Request –
Output each line of the material exactly as it stands.

[Collection entries]
★ ★ ★ ★ ★

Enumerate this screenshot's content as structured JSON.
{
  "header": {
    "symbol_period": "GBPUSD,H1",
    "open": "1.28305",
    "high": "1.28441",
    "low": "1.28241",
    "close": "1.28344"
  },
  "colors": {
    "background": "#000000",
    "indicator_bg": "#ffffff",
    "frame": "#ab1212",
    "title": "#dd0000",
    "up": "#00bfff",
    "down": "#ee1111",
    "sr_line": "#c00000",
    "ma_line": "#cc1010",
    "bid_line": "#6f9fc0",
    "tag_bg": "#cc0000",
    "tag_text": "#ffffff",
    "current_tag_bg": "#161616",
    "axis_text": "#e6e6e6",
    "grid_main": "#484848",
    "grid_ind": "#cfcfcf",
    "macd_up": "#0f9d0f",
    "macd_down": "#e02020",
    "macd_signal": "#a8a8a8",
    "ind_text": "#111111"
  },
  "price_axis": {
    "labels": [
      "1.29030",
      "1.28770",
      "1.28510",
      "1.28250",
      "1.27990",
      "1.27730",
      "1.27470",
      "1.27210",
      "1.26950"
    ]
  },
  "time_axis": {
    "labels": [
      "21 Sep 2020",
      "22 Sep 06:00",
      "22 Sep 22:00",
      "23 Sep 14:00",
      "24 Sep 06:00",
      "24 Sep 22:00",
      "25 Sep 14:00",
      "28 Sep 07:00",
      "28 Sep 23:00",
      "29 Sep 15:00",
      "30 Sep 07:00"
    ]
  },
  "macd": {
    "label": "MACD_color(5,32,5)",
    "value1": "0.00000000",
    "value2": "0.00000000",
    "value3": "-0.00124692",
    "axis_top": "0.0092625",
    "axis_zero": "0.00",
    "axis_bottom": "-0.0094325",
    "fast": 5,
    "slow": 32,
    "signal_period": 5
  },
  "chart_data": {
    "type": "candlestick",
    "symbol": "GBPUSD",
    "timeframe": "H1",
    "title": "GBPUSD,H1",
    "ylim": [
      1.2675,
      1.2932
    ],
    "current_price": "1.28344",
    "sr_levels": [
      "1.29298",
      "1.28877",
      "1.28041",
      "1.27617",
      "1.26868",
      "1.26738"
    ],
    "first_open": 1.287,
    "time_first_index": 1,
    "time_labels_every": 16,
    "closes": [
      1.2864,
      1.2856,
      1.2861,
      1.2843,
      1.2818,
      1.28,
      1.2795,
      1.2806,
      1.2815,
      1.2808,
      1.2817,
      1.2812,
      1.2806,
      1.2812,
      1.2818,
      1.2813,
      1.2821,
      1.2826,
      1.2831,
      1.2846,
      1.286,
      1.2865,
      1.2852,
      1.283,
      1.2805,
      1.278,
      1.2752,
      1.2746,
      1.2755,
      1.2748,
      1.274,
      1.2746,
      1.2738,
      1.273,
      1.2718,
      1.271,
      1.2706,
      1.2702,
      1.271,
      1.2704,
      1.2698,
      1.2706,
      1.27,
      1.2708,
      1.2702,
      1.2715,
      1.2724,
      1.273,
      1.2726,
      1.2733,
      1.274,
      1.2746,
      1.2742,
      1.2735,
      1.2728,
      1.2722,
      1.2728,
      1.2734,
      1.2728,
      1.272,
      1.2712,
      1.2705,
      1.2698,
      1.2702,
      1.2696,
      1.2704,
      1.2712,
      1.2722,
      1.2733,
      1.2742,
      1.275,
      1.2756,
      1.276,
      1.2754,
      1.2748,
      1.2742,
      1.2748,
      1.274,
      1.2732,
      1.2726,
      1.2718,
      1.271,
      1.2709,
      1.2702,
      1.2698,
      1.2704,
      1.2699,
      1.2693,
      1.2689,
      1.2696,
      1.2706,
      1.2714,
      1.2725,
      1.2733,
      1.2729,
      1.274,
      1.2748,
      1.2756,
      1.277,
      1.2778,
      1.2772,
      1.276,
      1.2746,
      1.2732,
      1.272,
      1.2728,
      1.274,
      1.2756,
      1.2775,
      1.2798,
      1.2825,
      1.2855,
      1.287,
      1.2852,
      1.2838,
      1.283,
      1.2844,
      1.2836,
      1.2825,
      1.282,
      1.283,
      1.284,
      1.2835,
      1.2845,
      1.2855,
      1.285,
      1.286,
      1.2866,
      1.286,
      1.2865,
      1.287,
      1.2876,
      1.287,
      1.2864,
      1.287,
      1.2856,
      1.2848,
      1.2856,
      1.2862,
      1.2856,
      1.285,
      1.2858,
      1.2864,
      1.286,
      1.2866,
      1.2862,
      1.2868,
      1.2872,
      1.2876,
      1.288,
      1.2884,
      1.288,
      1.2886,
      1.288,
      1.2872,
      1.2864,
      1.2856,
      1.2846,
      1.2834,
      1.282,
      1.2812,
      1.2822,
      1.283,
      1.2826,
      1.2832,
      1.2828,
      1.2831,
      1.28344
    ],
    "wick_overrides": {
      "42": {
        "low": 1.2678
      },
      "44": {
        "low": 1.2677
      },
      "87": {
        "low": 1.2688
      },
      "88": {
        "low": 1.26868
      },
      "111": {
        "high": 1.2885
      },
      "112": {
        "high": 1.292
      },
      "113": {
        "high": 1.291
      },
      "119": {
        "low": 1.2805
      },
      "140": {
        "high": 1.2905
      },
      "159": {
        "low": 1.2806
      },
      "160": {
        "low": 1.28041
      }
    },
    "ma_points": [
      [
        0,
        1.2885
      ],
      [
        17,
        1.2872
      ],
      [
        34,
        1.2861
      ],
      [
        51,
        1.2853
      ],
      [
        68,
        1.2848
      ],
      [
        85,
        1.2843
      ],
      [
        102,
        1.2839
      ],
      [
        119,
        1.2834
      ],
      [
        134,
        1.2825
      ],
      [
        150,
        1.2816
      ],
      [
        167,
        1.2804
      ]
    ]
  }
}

★ ★ ★ ★ ★

Exercise output –
Enumerate this screenshot's content as structured JSON.
{
  "header": {
    "symbol_period": "GBPUSD,H1",
    "open": "1.28305",
    "high": "1.28441",
    "low": "1.28241",
    "close": "1.28344"
  },
  "colors": {
    "background": "#000000",
    "indicator_bg": "#ffffff",
    "frame": "#ab1212",
    "title": "#dd0000",
    "up": "#00bfff",
    "down": "#ee1111",
    "sr_line": "#c00000",
    "ma_line": "#cc1010",
    "bid_line": "#6f9fc0",
    "tag_bg": "#cc0000",
    "tag_text": "#ffffff",
    "current_tag_bg": "#161616",
    "axis_text": "#e6e6e6",
    "grid_main": "#484848",
    "grid_ind": "#cfcfcf",
    "macd_up": "#0f9d0f",
    "macd_down": "#e02020",
    "macd_signal": "#a8a8a8",
    "ind_text": "#111111"
  },
  "price_axis": {
    "labels": [
      "1.29030",
      "1.28770",
      "1.28510",
      "1.28250",
      "1.27990",
      "1.27730",
      "1.27470",
      "1.27210",
      "1.26950"
    ]
  },
  "time_axis": {
    "labels": [
      "21 Sep 2020",
      "22 Sep 06:00",
      "22 Sep 22:00",
      "23 Sep 14:00",
      "24 Sep 06:00",
      "24 Sep 22:00",
      "25 Sep 14:00",
      "28 Sep 07:00",
      "28 Sep 23:00",
      "29 Sep 15:00",
      "30 Sep 07:00"
    ]
  },
  "macd": {
    "label": "MACD_color(5,32,5)",
    "value1": "0.00000000",
    "value2": "0.00000000",
    "value3": "-0.00124692",
    "axis_top": "0.0092625",
    "axis_zero": "0.00",
    "axis_bottom": "-0.0094325",
    "fast": 5,
    "slow": 32,
    "signal_period": 5
  },
  "chart_data": {
    "type": "candlestick",
    "symbol": "GBPUSD",
    "timeframe": "H1",
    "title": "GBPUSD,H1",
    "ylim": [
      1.2675,
      1.2932
    ],
    "current_price": "1.28344",
    "sr_levels": [
      "1.29298",
      "1.28877",
      "1.28041",
      "1.27617",
      "1.26868",
      "1.26738"
    ],
    "first_open": 1.287,
    "time_first_index": 1,
    "time_labels_every": 16,
    "closes": [
      1.2864,
      1.2856,
      1.2861,
      1.2843,
      1.2818,
      1.28,
      1.2795,
      1.2806,
      1.2815,
      1.2808,
      1.2817,
      1.2812,
      1.2806,
      1.2812,
      1.2818,
      1.2813,
      1.2821,
      1.2826,
      1.2831,
      1.2846,
      1.286,
      1.2865,
      1.2852,
      1.283,
      1.2805,
      1.278,
      1.2752,
      1.2746,
      1.2755,
      1.2748,
      1.274,
      1.2746,
      1.2738,
      1.273,
      1.2718,
      1.271,
      1.2706,
      1.2702,
      1.271,
      1.2704,
      1.2698,
      1.2706,
      1.27,
      1.2708,
      1.2702,
      1.2715,
      1.2724,
      1.273,
      1.2726,
      1.2733,
      1.274,
      1.2746,
      1.2742,
      1.2735,
      1.2728,
      1.2722,
      1.2728,
      1.2734,
      1.2728,
      1.272,
      1.2712,
      1.2705,
      1.2698,
      1.2702,
      1.2696,
      1.2704,
      1.2712,
      1.2722,
      1.2733,
      1.2742,
      1.275,
      1.2756,
      1.276,
      1.2754,
      1.2748,
      1.2742,
      1.2748,
      1.274,
      1.2732,
      1.2726,
      1.2718,
      1.271,
      1.2709,
      1.2702,
      1.2698,
      1.2704,
      1.2699,
      1.2693,
      1.2689,
      1.2696,
      1.2706,
      1.2714,
      1.2725,
      1.2733,
      1.2729,
      1.274,
      1.2748,
      1.2756,
      1.277,
      1.2778,
      1.2772,
      1.276,
      1.2746,
      1.2732,
      1.272,
      1.2728,
      1.274,
      1.2756,
      1.2775,
      1.2798,
      1.2825,
      1.2855,
      1.287,
      1.2852,
      1.2838,
      1.283,
      1.2844,
      1.2836,
      1.2825,
      1.282,
      1.283,
      1.284,
      1.2835,
      1.2845,
      1.2855,
      1.285,
      1.286,
      1.2866,
      1.286,
      1.2865,
      1.287,
      1.2876,
      1.287,
      1.2864,
      1.287,
      1.2856,
      1.2848,
      1.2856,
      1.2862,
      1.2856,
      1.285,
      1.2858,
      1.2864,
      1.286,
      1.2866,
      1.2862,
      1.2868,
      1.2872,
      1.2876,
      1.288,
      1.2884,
      1.288,
      1.2886,
      1.288,
      1.2872,
      1.2864,
      1.2856,
      1.2846,
      1.2834,
      1.282,
      1.2812,
      1.2822,
      1.283,
      1.2826,
      1.2832,
      1.2828,
      1.2831,
      1.28344
    ],
    "wick_overrides": {
      "42": {
        "low": 1.2678
      },
      "44": {
        "low": 1.2677
      },
      "87": {
        "low": 1.2688
      },
      "88": {
        "low": 1.26868
      },
      "111": {
        "high": 1.2885
      },
      "112": {
        "high": 1.292
      },
      "113": {
        "high": 1.291
      },
      "119": {
        "low": 1.2805
      },
      "140": {
        "high": 1.2905
      },
      "159": {
        "low": 1.2806
      },
      "160": {
        "low": 1.28041
      }
    },
    "ma_points": [
      [
        0,
        1.2885
      ],
      [
        17,
        1.2872
      ],
      [
        34,
        1.2861
      ],
      [
        51,
        1.2853
      ],
      [
        68,
        1.2848
      ],
      [
        85,
        1.2843
      ],
      [
        102,
        1.2839
      ],
      [
        119,
        1.2834
      ],
      [
        134,
        1.2825
      ],
      [
        150,
        1.2816
      ],
      [
        167,
        1.2804
      ]
    ]
  }
}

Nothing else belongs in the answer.